EXERCISE:
Copy out the listing in full, exactly as written, but not its pictures.

━━━━━━

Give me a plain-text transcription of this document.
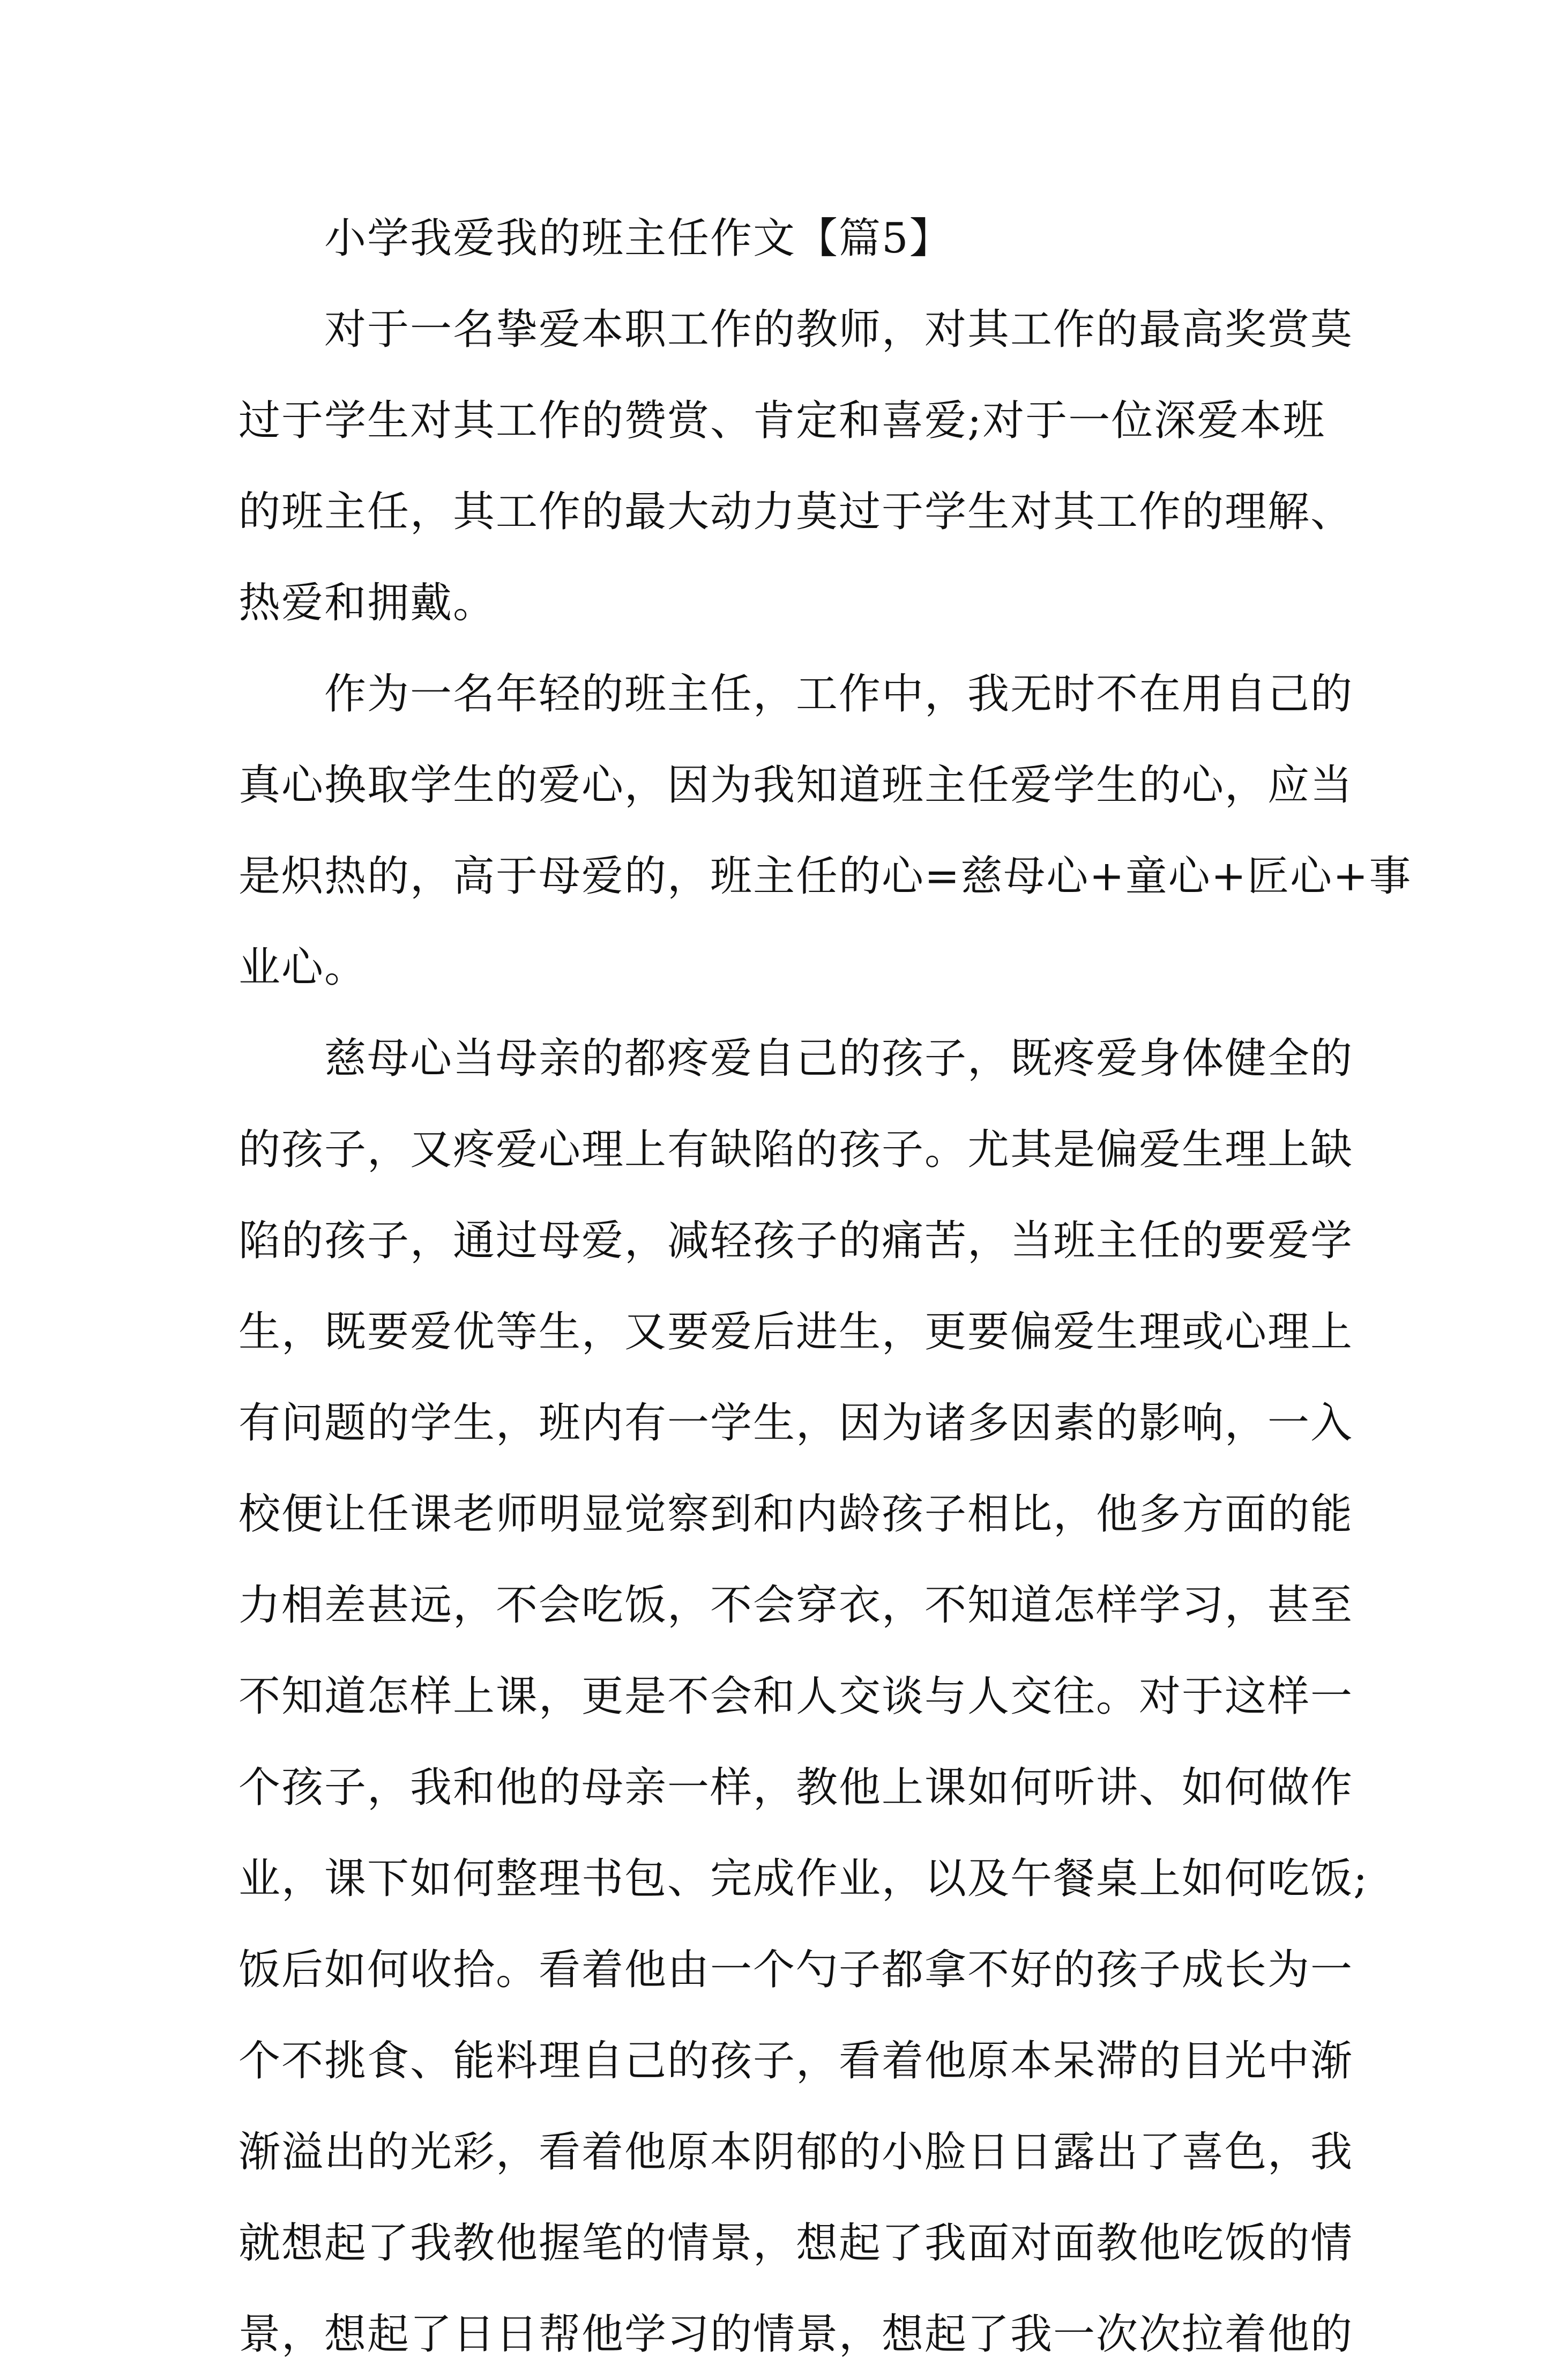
小学我爱我的班主任作文【篇5】
对于一名挚爱本职工作的教师，对其工作的最高奖赏莫
过于学生对其工作的赞赏、肯定和喜爱;对于一位深爱本班
的班主任，其工作的最大动力莫过于学生对其工作的理解、
热爱和拥戴。
作为一名年轻的班主任，工作中，我无时不在用自己的
真心换取学生的爱心，因为我知道班主任爱学生的心，应当
是炽热的，高于母爱的，班主任的心=慈母心+童心+匠心+事
业心。
慈母心当母亲的都疼爱自己的孩子，既疼爱身体健全的
的孩子，又疼爱心理上有缺陷的孩子。尤其是偏爱生理上缺
陷的孩子，通过母爱，减轻孩子的痛苦，当班主任的要爱学
生，既要爱优等生，又要爱后进生，更要偏爱生理或心理上
有问题的学生，班内有一学生，因为诸多因素的影响，一入
校便让任课老师明显觉察到和内龄孩子相比，他多方面的能
力相差甚远，不会吃饭，不会穿衣，不知道怎样学习，甚至
不知道怎样上课，更是不会和人交谈与人交往。对于这样一
个孩子，我和他的母亲一样，教他上课如何听讲、如何做作
业，课下如何整理书包、完成作业，以及午餐桌上如何吃饭;
饭后如何收拾。看着他由一个勺子都拿不好的孩子成长为一
个不挑食、能料理自己的孩子，看着他原本呆滞的目光中渐
渐溢出的光彩，看着他原本阴郁的小脸日日露出了喜色，我
就想起了我教他握笔的情景，想起了我面对面教他吃饭的情
景，想起了日日帮他学习的情景，想起了我一次次拉着他的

━━━━━━

PROBLEM SOLUTION:
Give me a plain-text transcription of this document.
小学我爱我的班主任作文【篇5】
对于一名挚爱本职工作的教师，对其工作的最高奖赏莫
过于学生对其工作的赞赏、肯定和喜爱;对于一位深爱本班
的班主任，其工作的最大动力莫过于学生对其工作的理解、
热爱和拥戴。
作为一名年轻的班主任，工作中，我无时不在用自己的
真心换取学生的爱心，因为我知道班主任爱学生的心，应当
是炽热的，高于母爱的，班主任的心=慈母心+童心+匠心+事
业心。
慈母心当母亲的都疼爱自己的孩子，既疼爱身体健全的
的孩子，又疼爱心理上有缺陷的孩子。尤其是偏爱生理上缺
陷的孩子，通过母爱，减轻孩子的痛苦，当班主任的要爱学
生，既要爱优等生，又要爱后进生，更要偏爱生理或心理上
有问题的学生，班内有一学生，因为诸多因素的影响，一入
校便让任课老师明显觉察到和内龄孩子相比，他多方面的能
力相差甚远，不会吃饭，不会穿衣，不知道怎样学习，甚至
不知道怎样上课，更是不会和人交谈与人交往。对于这样一
个孩子，我和他的母亲一样，教他上课如何听讲、如何做作
业，课下如何整理书包、完成作业，以及午餐桌上如何吃饭;
饭后如何收拾。看着他由一个勺子都拿不好的孩子成长为一
个不挑食、能料理自己的孩子，看着他原本呆滞的目光中渐
渐溢出的光彩，看着他原本阴郁的小脸日日露出了喜色，我
就想起了我教他握笔的情景，想起了我面对面教他吃饭的情
景，想起了日日帮他学习的情景，想起了我一次次拉着他的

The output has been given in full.